### INSTRUCTIONS TO FOLLOW
Spot every line with the word "true" and return it.

### INPUT
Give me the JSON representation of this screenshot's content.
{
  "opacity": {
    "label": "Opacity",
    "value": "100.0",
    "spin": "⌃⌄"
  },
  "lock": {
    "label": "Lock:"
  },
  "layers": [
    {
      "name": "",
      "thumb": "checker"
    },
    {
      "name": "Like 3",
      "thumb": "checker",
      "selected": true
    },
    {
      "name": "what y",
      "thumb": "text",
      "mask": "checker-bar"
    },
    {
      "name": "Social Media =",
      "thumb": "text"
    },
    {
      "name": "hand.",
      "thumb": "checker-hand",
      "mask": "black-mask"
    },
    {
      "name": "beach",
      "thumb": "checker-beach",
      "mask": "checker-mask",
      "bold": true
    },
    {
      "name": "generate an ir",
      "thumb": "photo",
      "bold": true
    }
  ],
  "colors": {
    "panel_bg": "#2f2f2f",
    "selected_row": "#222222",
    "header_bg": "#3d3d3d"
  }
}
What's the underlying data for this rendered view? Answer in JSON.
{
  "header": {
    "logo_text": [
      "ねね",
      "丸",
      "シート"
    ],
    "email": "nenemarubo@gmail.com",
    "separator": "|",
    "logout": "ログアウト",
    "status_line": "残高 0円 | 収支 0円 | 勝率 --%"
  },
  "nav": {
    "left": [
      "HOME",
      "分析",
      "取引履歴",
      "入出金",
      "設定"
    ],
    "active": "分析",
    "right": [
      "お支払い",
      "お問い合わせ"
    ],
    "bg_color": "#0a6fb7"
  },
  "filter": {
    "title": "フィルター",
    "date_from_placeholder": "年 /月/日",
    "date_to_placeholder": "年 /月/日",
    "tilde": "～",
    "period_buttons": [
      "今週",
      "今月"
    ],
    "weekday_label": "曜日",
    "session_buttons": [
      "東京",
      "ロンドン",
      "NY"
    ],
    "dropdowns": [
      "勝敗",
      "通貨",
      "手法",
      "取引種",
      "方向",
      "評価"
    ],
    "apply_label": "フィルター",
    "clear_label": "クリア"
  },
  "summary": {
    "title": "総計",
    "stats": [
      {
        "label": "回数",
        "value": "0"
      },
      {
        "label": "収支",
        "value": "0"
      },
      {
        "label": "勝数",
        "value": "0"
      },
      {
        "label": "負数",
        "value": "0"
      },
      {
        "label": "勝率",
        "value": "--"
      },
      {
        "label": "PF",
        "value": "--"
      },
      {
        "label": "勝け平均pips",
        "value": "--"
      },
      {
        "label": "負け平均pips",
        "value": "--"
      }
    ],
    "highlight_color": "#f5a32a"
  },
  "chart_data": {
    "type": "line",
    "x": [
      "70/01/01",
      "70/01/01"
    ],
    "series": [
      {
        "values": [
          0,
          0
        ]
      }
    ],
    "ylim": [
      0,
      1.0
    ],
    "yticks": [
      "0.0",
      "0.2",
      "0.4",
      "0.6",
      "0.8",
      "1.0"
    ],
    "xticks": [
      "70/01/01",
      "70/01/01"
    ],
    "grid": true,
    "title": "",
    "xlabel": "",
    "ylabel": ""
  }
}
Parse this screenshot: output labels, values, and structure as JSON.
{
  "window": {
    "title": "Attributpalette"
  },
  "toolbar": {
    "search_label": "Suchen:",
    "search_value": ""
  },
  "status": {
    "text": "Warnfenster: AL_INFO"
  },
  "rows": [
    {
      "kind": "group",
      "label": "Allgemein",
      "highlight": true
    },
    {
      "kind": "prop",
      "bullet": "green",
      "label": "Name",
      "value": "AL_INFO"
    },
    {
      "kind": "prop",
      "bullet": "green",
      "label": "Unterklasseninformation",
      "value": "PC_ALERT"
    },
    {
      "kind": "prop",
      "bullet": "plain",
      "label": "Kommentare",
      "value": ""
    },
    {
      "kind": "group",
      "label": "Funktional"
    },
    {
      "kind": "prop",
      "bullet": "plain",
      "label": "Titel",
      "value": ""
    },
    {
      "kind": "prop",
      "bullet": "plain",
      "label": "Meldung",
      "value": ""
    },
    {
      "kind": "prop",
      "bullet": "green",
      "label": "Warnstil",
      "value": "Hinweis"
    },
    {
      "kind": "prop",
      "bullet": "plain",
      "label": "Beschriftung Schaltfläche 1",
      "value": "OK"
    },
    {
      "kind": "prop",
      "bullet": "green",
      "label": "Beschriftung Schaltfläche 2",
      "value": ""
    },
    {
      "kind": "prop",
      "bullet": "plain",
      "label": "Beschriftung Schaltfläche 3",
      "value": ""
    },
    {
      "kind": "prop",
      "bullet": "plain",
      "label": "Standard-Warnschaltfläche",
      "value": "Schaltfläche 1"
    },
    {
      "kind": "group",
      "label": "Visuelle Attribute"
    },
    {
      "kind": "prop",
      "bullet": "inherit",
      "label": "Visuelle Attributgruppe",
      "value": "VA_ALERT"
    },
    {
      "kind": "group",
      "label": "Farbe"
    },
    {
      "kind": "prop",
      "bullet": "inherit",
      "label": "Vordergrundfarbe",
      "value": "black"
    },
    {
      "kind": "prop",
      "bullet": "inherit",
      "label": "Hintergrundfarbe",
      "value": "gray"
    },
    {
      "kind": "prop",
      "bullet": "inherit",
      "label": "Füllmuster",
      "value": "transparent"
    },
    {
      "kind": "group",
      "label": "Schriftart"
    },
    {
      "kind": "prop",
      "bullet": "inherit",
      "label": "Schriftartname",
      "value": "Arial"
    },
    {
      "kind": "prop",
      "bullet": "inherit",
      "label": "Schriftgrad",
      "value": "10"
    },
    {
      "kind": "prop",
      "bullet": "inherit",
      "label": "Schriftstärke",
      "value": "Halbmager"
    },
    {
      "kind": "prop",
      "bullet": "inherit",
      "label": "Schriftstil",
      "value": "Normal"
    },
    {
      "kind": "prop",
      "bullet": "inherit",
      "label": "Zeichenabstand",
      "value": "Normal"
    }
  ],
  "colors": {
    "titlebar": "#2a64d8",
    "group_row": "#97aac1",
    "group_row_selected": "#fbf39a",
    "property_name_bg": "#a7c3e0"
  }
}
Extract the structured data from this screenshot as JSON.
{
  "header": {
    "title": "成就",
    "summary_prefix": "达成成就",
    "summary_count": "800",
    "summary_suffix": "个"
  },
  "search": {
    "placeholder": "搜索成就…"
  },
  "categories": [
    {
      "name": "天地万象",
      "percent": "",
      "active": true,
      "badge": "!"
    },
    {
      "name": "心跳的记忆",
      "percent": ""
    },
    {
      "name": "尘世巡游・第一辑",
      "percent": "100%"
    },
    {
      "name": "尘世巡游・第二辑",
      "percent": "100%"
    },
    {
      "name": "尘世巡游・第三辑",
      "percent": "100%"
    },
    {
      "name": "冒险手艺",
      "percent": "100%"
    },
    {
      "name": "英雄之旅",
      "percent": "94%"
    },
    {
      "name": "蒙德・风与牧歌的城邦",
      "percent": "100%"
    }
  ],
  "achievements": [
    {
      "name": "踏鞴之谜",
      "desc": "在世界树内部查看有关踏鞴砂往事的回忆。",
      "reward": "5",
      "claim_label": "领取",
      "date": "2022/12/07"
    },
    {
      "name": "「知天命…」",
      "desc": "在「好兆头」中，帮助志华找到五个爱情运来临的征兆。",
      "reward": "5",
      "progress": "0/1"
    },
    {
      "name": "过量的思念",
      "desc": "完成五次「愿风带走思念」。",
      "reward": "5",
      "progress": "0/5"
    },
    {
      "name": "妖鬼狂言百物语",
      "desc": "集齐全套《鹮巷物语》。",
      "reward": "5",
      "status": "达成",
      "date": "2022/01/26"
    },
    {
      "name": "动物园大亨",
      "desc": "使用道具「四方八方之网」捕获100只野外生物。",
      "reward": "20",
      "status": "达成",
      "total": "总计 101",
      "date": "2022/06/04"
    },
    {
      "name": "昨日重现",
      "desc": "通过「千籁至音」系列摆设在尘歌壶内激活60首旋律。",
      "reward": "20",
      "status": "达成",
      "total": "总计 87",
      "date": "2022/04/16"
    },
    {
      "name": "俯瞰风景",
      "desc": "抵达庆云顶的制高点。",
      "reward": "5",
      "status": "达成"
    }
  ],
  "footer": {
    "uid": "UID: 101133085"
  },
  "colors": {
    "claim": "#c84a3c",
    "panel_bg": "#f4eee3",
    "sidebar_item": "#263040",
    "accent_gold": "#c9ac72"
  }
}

### RESULT FOR THIS EXERCISE
      "selected": true
      "bold": true
      "bold": true
    "grid": true,
      "highlight": true
      "active": true,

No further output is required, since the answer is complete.